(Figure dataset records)
☆ ☆ ☆ ☆
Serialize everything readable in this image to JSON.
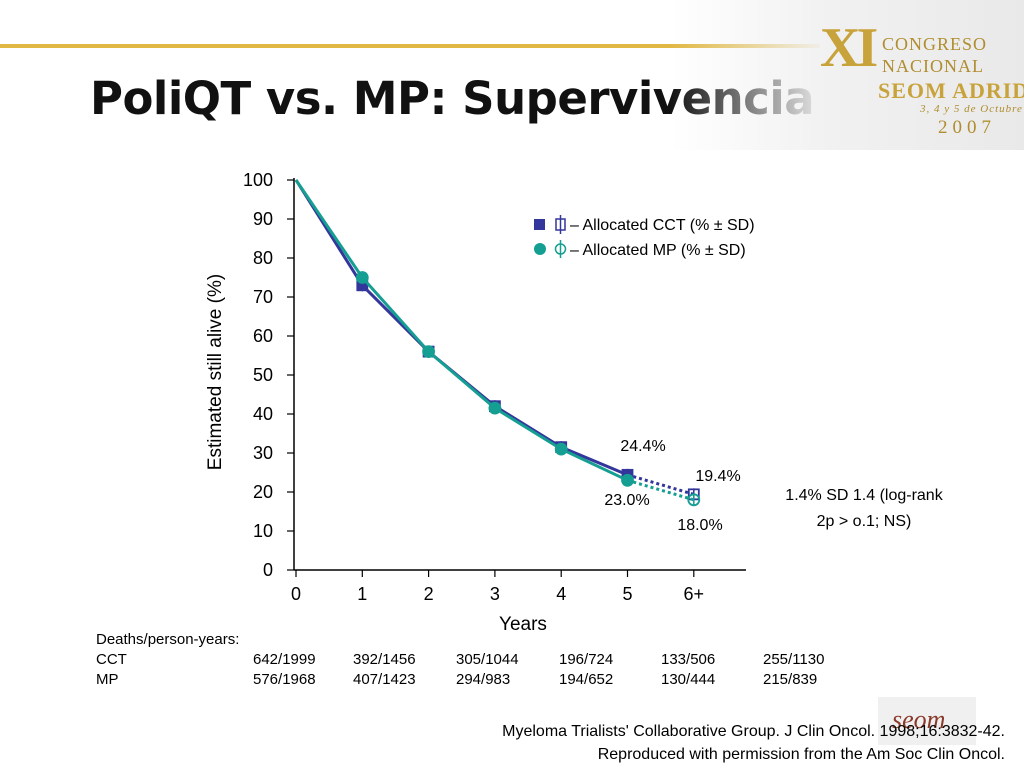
{
  "slide": {
    "title": "PoliQT vs. MP: Supervivencia",
    "logo": {
      "roman": "XI",
      "line1": "CONGRESO",
      "line2": "NACIONAL",
      "line3": "SEOM ADRID",
      "line4": "3, 4 y 5 de Octubre",
      "line5": "2007"
    },
    "accent_color": "#e1b843",
    "citation": {
      "line1": "Myeloma Trialists' Collaborative Group. J Clin Oncol. 1998;16:3832-42.",
      "line2": "Reproduced with permission from the Am Soc Clin Oncol."
    }
  },
  "chart_data": {
    "type": "line",
    "xlabel": "Years",
    "ylabel": "Estimated still alive (%)",
    "categories": [
      "0",
      "1",
      "2",
      "3",
      "4",
      "5",
      "6+"
    ],
    "yticks": [
      "0",
      "10",
      "20",
      "30",
      "40",
      "50",
      "60",
      "70",
      "80",
      "90",
      "100"
    ],
    "ylim": [
      0,
      100
    ],
    "grid": false,
    "legend_position": "top-right",
    "series": [
      {
        "name": "– Allocated CCT (% ± SD)",
        "marker": "square",
        "color": "#33369a",
        "values": [
          100,
          73,
          56,
          42,
          31.5,
          24.4,
          19.4
        ],
        "dotted_from_index": 5
      },
      {
        "name": "– Allocated MP (% ± SD)",
        "marker": "circle",
        "color": "#159e92",
        "values": [
          100,
          75,
          56,
          41.5,
          31,
          23,
          18
        ],
        "dotted_from_index": 5
      }
    ],
    "value_labels": {
      "cct_5": "24.4%",
      "mp_5": "23.0%",
      "cct_6": "19.4%",
      "mp_6": "18.0%"
    },
    "annotation": {
      "line1": "1.4% SD 1.4 (log-rank",
      "line2": "2p > o.1; NS)"
    },
    "deaths_table": {
      "header": "Deaths/person-years:",
      "rows": [
        {
          "label": "CCT",
          "values": [
            "642/1999",
            "392/1456",
            "305/1044",
            "196/724",
            "133/506",
            "255/1130"
          ]
        },
        {
          "label": "MP",
          "values": [
            "576/1968",
            "407/1423",
            "294/983",
            "194/652",
            "130/444",
            "215/839"
          ]
        }
      ]
    }
  }
}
☆ ☆ ☆ ☆
PROBLEM DETAILS: Output the material word for word, omitting its pictures.

SOLVED EXERCISE:
Serialize everything readable in this image to JSON.
{
  "slide": {
    "title": "PoliQT vs. MP: Supervivencia",
    "logo": {
      "roman": "XI",
      "line1": "CONGRESO",
      "line2": "NACIONAL",
      "line3": "SEOM ADRID",
      "line4": "3, 4 y 5 de Octubre",
      "line5": "2007"
    },
    "accent_color": "#e1b843",
    "citation": {
      "line1": "Myeloma Trialists' Collaborative Group. J Clin Oncol. 1998;16:3832-42.",
      "line2": "Reproduced with permission from the Am Soc Clin Oncol."
    }
  },
  "chart_data": {
    "type": "line",
    "xlabel": "Years",
    "ylabel": "Estimated still alive (%)",
    "categories": [
      "0",
      "1",
      "2",
      "3",
      "4",
      "5",
      "6+"
    ],
    "yticks": [
      "0",
      "10",
      "20",
      "30",
      "40",
      "50",
      "60",
      "70",
      "80",
      "90",
      "100"
    ],
    "ylim": [
      0,
      100
    ],
    "grid": false,
    "legend_position": "top-right",
    "series": [
      {
        "name": "– Allocated CCT (% ± SD)",
        "marker": "square",
        "color": "#33369a",
        "values": [
          100,
          73,
          56,
          42,
          31.5,
          24.4,
          19.4
        ],
        "dotted_from_index": 5
      },
      {
        "name": "– Allocated MP (% ± SD)",
        "marker": "circle",
        "color": "#159e92",
        "values": [
          100,
          75,
          56,
          41.5,
          31,
          23,
          18
        ],
        "dotted_from_index": 5
      }
    ],
    "value_labels": {
      "cct_5": "24.4%",
      "mp_5": "23.0%",
      "cct_6": "19.4%",
      "mp_6": "18.0%"
    },
    "annotation": {
      "line1": "1.4% SD 1.4 (log-rank",
      "line2": "2p > o.1; NS)"
    },
    "deaths_table": {
      "header": "Deaths/person-years:",
      "rows": [
        {
          "label": "CCT",
          "values": [
            "642/1999",
            "392/1456",
            "305/1044",
            "196/724",
            "133/506",
            "255/1130"
          ]
        },
        {
          "label": "MP",
          "values": [
            "576/1968",
            "407/1423",
            "294/983",
            "194/652",
            "130/444",
            "215/839"
          ]
        }
      ]
    }
  }
}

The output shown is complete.